((

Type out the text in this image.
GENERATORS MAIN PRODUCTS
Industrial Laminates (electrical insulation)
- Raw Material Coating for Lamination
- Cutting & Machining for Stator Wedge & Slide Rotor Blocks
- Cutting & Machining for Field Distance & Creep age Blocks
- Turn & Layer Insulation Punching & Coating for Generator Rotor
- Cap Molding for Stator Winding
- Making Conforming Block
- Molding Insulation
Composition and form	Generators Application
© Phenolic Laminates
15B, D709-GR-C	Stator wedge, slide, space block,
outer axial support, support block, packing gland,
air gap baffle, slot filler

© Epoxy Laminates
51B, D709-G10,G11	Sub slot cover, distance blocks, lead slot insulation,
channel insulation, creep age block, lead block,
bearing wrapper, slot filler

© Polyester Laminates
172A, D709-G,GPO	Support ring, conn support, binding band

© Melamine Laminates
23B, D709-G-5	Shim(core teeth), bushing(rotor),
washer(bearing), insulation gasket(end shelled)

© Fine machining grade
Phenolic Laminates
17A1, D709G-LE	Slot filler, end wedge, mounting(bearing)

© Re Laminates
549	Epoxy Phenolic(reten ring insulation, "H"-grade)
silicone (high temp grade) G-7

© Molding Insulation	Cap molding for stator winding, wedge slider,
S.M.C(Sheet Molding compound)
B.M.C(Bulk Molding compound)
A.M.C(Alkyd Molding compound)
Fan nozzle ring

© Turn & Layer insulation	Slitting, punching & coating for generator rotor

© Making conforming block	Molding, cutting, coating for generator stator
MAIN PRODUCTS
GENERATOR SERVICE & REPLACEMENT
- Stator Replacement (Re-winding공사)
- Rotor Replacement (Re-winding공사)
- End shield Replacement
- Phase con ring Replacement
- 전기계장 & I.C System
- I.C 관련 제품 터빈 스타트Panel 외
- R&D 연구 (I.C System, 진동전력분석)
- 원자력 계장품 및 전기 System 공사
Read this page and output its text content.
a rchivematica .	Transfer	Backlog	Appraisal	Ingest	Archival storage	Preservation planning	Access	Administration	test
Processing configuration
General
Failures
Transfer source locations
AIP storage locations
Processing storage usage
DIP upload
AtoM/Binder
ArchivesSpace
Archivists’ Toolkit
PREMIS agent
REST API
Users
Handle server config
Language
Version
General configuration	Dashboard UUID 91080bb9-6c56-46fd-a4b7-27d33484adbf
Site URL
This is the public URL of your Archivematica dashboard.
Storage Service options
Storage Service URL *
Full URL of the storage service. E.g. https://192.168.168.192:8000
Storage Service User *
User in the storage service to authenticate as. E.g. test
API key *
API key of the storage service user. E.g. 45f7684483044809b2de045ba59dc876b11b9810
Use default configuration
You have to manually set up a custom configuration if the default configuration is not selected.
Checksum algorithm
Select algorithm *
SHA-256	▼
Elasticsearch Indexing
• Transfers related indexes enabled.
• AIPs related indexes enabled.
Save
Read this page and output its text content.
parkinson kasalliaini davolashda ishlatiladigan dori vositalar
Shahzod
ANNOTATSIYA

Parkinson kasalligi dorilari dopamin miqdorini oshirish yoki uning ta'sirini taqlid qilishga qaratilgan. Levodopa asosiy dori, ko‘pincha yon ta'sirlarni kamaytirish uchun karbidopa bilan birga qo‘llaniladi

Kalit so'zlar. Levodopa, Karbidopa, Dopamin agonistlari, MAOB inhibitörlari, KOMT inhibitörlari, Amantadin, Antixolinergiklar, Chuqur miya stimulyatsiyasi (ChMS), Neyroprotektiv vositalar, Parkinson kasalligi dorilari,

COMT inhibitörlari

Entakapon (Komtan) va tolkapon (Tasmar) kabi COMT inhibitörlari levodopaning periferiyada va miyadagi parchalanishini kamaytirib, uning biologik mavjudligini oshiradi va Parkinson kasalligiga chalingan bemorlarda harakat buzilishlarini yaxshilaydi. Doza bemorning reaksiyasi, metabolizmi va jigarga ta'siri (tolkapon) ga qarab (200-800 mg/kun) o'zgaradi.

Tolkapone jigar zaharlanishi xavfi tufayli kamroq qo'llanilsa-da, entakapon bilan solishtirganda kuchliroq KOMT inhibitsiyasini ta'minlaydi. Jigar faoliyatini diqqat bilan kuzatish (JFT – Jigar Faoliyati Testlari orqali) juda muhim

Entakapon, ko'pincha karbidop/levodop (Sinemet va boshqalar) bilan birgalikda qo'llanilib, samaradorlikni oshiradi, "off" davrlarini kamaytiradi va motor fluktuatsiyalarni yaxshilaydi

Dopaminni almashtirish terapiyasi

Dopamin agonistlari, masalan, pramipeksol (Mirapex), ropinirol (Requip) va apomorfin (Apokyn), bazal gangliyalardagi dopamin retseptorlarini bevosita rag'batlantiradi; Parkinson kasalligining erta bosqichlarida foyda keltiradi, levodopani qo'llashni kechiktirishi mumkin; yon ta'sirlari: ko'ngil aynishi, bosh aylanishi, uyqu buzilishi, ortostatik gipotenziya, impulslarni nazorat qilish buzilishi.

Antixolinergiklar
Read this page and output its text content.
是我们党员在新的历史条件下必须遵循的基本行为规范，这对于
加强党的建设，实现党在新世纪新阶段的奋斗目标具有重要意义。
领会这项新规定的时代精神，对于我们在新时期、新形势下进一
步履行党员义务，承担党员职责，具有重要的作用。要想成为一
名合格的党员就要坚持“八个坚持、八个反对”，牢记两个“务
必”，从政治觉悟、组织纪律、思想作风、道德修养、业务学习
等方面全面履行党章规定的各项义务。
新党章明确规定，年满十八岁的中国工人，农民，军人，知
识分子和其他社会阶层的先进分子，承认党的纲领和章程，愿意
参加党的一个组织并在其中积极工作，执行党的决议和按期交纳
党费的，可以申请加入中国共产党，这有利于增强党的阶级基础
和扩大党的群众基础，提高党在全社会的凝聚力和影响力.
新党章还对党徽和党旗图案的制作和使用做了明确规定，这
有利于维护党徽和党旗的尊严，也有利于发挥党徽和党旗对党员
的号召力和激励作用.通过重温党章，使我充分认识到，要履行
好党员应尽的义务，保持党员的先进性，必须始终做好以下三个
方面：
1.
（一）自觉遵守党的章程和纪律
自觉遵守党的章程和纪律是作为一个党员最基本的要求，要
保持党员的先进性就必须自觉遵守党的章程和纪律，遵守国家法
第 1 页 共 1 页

))

--- Exercise prompt ---
Write out the whole listing exactly.

--- Written reply ---
Type out the text in this image.
GENERATORS MAIN PRODUCTS
Industrial Laminates (electrical insulation)
- Raw Material Coating for Lamination
- Cutting & Machining for Stator Wedge & Slide Rotor Blocks
- Cutting & Machining for Field Distance & Creep age Blocks
- Turn & Layer Insulation Punching & Coating for Generator Rotor
- Cap Molding for Stator Winding
- Making Conforming Block
- Molding Insulation
Composition and form	Generators Application
© Phenolic Laminates
15B, D709-GR-C	Stator wedge, slide, space block,
outer axial support, support block, packing gland,
air gap baffle, slot filler

© Epoxy Laminates
51B, D709-G10,G11	Sub slot cover, distance blocks, lead slot insulation,
channel insulation, creep age block, lead block,
bearing wrapper, slot filler

© Polyester Laminates
172A, D709-G,GPO	Support ring, conn support, binding band

© Melamine Laminates
23B, D709-G-5	Shim(core teeth), bushing(rotor),
washer(bearing), insulation gasket(end shelled)

© Fine machining grade
Phenolic Laminates
17A1, D709G-LE	Slot filler, end wedge, mounting(bearing)

© Re Laminates
549	Epoxy Phenolic(reten ring insulation, "H"-grade)
silicone (high temp grade) G-7

© Molding Insulation	Cap molding for stator winding, wedge slider,
S.M.C(Sheet Molding compound)
B.M.C(Bulk Molding compound)
A.M.C(Alkyd Molding compound)
Fan nozzle ring

© Turn & Layer insulation	Slitting, punching & coating for generator rotor

© Making conforming block	Molding, cutting, coating for generator stator
MAIN PRODUCTS
GENERATOR SERVICE & REPLACEMENT
- Stator Replacement (Re-winding공사)
- Rotor Replacement (Re-winding공사)
- End shield Replacement
- Phase con ring Replacement
- 전기계장 & I.C System
- I.C 관련 제품 터빈 스타트Panel 외
- R&D 연구 (I.C System, 진동전력분석)
- 원자력 계장품 및 전기 System 공사
Read this page and output its text content.
a rchivematica .	Transfer	Backlog	Appraisal	Ingest	Archival storage	Preservation planning	Access	Administration	test
Processing configuration
General
Failures
Transfer source locations
AIP storage locations
Processing storage usage
DIP upload
AtoM/Binder
ArchivesSpace
Archivists’ Toolkit
PREMIS agent
REST API
Users
Handle server config
Language
Version
General configuration	Dashboard UUID 91080bb9-6c56-46fd-a4b7-27d33484adbf
Site URL
This is the public URL of your Archivematica dashboard.
Storage Service options
Storage Service URL *
Full URL of the storage service. E.g. https://192.168.168.192:8000
Storage Service User *
User in the storage service to authenticate as. E.g. test
API key *
API key of the storage service user. E.g. 45f7684483044809b2de045ba59dc876b11b9810
Use default configuration
You have to manually set up a custom configuration if the default configuration is not selected.
Checksum algorithm
Select algorithm *
SHA-256	▼
Elasticsearch Indexing
• Transfers related indexes enabled.
• AIPs related indexes enabled.
Save
Read this page and output its text content.
parkinson kasalliaini davolashda ishlatiladigan dori vositalar
Shahzod
ANNOTATSIYA

Parkinson kasalligi dorilari dopamin miqdorini oshirish yoki uning ta'sirini taqlid qilishga qaratilgan. Levodopa asosiy dori, ko‘pincha yon ta'sirlarni kamaytirish uchun karbidopa bilan birga qo‘llaniladi

Kalit so'zlar. Levodopa, Karbidopa, Dopamin agonistlari, MAOB inhibitörlari, KOMT inhibitörlari, Amantadin, Antixolinergiklar, Chuqur miya stimulyatsiyasi (ChMS), Neyroprotektiv vositalar, Parkinson kasalligi dorilari,

COMT inhibitörlari

Entakapon (Komtan) va tolkapon (Tasmar) kabi COMT inhibitörlari levodopaning periferiyada va miyadagi parchalanishini kamaytirib, uning biologik mavjudligini oshiradi va Parkinson kasalligiga chalingan bemorlarda harakat buzilishlarini yaxshilaydi. Doza bemorning reaksiyasi, metabolizmi va jigarga ta'siri (tolkapon) ga qarab (200-800 mg/kun) o'zgaradi.

Tolkapone jigar zaharlanishi xavfi tufayli kamroq qo'llanilsa-da, entakapon bilan solishtirganda kuchliroq KOMT inhibitsiyasini ta'minlaydi. Jigar faoliyatini diqqat bilan kuzatish (JFT – Jigar Faoliyati Testlari orqali) juda muhim

Entakapon, ko'pincha karbidop/levodop (Sinemet va boshqalar) bilan birgalikda qo'llanilib, samaradorlikni oshiradi, "off" davrlarini kamaytiradi va motor fluktuatsiyalarni yaxshilaydi

Dopaminni almashtirish terapiyasi

Dopamin agonistlari, masalan, pramipeksol (Mirapex), ropinirol (Requip) va apomorfin (Apokyn), bazal gangliyalardagi dopamin retseptorlarini bevosita rag'batlantiradi; Parkinson kasalligining erta bosqichlarida foyda keltiradi, levodopani qo'llashni kechiktirishi mumkin; yon ta'sirlari: ko'ngil aynishi, bosh aylanishi, uyqu buzilishi, ortostatik gipotenziya, impulslarni nazorat qilish buzilishi.

Antixolinergiklar
Read this page and output its text content.
是我们党员在新的历史条件下必须遵循的基本行为规范，这对于
加强党的建设，实现党在新世纪新阶段的奋斗目标具有重要意义。
领会这项新规定的时代精神，对于我们在新时期、新形势下进一
步履行党员义务，承担党员职责，具有重要的作用。要想成为一
名合格的党员就要坚持“八个坚持、八个反对”，牢记两个“务
必”，从政治觉悟、组织纪律、思想作风、道德修养、业务学习
等方面全面履行党章规定的各项义务。
新党章明确规定，年满十八岁的中国工人，农民，军人，知
识分子和其他社会阶层的先进分子，承认党的纲领和章程，愿意
参加党的一个组织并在其中积极工作，执行党的决议和按期交纳
党费的，可以申请加入中国共产党，这有利于增强党的阶级基础
和扩大党的群众基础，提高党在全社会的凝聚力和影响力.
新党章还对党徽和党旗图案的制作和使用做了明确规定，这
有利于维护党徽和党旗的尊严，也有利于发挥党徽和党旗对党员
的号召力和激励作用.通过重温党章，使我充分认识到，要履行
好党员应尽的义务，保持党员的先进性，必须始终做好以下三个
方面：
1.
（一）自觉遵守党的章程和纪律
自觉遵守党的章程和纪律是作为一个党员最基本的要求，要
保持党员的先进性就必须自觉遵守党的章程和纪律，遵守国家法
第 1 页 共 1 页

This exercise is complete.